# Data records
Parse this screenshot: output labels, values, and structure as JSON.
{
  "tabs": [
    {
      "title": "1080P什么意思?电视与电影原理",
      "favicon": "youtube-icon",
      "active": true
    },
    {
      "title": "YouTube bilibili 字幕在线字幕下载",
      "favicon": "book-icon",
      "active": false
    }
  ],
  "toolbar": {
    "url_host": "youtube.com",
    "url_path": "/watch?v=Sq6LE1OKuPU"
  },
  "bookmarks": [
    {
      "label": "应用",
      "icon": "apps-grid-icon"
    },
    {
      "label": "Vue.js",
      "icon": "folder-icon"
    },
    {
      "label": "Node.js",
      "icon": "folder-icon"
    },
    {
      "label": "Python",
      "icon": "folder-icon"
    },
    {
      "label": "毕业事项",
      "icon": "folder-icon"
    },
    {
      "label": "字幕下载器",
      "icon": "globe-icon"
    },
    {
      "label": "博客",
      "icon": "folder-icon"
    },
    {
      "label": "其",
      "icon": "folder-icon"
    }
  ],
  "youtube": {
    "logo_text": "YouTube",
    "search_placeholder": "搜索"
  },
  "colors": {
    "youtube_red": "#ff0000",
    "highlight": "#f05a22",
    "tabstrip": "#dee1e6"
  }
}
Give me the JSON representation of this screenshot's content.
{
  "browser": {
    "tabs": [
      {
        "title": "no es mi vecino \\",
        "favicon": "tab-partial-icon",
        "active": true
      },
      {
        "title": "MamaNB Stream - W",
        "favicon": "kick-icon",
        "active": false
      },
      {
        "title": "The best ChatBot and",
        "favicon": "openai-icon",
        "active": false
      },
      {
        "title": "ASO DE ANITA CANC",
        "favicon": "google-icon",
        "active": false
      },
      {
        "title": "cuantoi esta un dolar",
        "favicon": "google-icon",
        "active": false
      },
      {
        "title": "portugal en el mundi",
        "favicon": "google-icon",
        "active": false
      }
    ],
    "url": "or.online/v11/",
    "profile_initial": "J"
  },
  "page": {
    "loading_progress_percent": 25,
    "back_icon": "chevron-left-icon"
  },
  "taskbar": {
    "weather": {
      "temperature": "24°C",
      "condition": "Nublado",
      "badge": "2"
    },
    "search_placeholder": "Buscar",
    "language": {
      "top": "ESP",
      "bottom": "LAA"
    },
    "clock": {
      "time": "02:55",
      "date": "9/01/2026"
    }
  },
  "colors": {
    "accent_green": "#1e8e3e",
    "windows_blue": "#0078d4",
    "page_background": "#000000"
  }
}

# Task directions
Output all of the material, please, exactly as it stands.

# The completed task
Parse this screenshot: output labels, values, and structure as JSON.
{
  "tabs": [
    {
      "title": "1080P什么意思?电视与电影原理",
      "favicon": "youtube-icon",
      "active": true
    },
    {
      "title": "YouTube bilibili 字幕在线字幕下载",
      "favicon": "book-icon",
      "active": false
    }
  ],
  "toolbar": {
    "url_host": "youtube.com",
    "url_path": "/watch?v=Sq6LE1OKuPU"
  },
  "bookmarks": [
    {
      "label": "应用",
      "icon": "apps-grid-icon"
    },
    {
      "label": "Vue.js",
      "icon": "folder-icon"
    },
    {
      "label": "Node.js",
      "icon": "folder-icon"
    },
    {
      "label": "Python",
      "icon": "folder-icon"
    },
    {
      "label": "毕业事项",
      "icon": "folder-icon"
    },
    {
      "label": "字幕下载器",
      "icon": "globe-icon"
    },
    {
      "label": "博客",
      "icon": "folder-icon"
    },
    {
      "label": "其",
      "icon": "folder-icon"
    }
  ],
  "youtube": {
    "logo_text": "YouTube",
    "search_placeholder": "搜索"
  },
  "colors": {
    "youtube_red": "#ff0000",
    "highlight": "#f05a22",
    "tabstrip": "#dee1e6"
  }
}
Give me the JSON representation of this screenshot's content.
{
  "browser": {
    "tabs": [
      {
        "title": "no es mi vecino \\",
        "favicon": "tab-partial-icon",
        "active": true
      },
      {
        "title": "MamaNB Stream - W",
        "favicon": "kick-icon",
        "active": false
      },
      {
        "title": "The best ChatBot and",
        "favicon": "openai-icon",
        "active": false
      },
      {
        "title": "ASO DE ANITA CANC",
        "favicon": "google-icon",
        "active": false
      },
      {
        "title": "cuantoi esta un dolar",
        "favicon": "google-icon",
        "active": false
      },
      {
        "title": "portugal en el mundi",
        "favicon": "google-icon",
        "active": false
      }
    ],
    "url": "or.online/v11/",
    "profile_initial": "J"
  },
  "page": {
    "loading_progress_percent": 25,
    "back_icon": "chevron-left-icon"
  },
  "taskbar": {
    "weather": {
      "temperature": "24°C",
      "condition": "Nublado",
      "badge": "2"
    },
    "search_placeholder": "Buscar",
    "language": {
      "top": "ESP",
      "bottom": "LAA"
    },
    "clock": {
      "time": "02:55",
      "date": "9/01/2026"
    }
  },
  "colors": {
    "accent_green": "#1e8e3e",
    "windows_blue": "#0078d4",
    "page_background": "#000000"
  }
}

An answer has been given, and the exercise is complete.